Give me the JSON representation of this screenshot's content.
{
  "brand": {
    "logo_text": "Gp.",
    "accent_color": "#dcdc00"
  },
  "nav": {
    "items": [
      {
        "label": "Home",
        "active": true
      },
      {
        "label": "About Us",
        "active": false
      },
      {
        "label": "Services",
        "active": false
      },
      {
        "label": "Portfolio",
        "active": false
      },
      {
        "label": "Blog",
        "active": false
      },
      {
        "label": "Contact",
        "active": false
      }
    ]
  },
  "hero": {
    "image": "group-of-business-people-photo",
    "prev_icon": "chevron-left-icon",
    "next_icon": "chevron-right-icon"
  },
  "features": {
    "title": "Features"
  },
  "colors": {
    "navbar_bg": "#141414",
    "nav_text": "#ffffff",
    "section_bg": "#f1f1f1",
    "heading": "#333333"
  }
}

------------------------------------------------------------------------

Task directions: Each line of the listing above should be output exactly.

Problem solution:
Give me the JSON representation of this screenshot's content.
{
  "brand": {
    "logo_text": "Gp.",
    "accent_color": "#dcdc00"
  },
  "nav": {
    "items": [
      {
        "label": "Home",
        "active": true
      },
      {
        "label": "About Us",
        "active": false
      },
      {
        "label": "Services",
        "active": false
      },
      {
        "label": "Portfolio",
        "active": false
      },
      {
        "label": "Blog",
        "active": false
      },
      {
        "label": "Contact",
        "active": false
      }
    ]
  },
  "hero": {
    "image": "group-of-business-people-photo",
    "prev_icon": "chevron-left-icon",
    "next_icon": "chevron-right-icon"
  },
  "features": {
    "title": "Features"
  },
  "colors": {
    "navbar_bg": "#141414",
    "nav_text": "#ffffff",
    "section_bg": "#f1f1f1",
    "heading": "#333333"
  }
}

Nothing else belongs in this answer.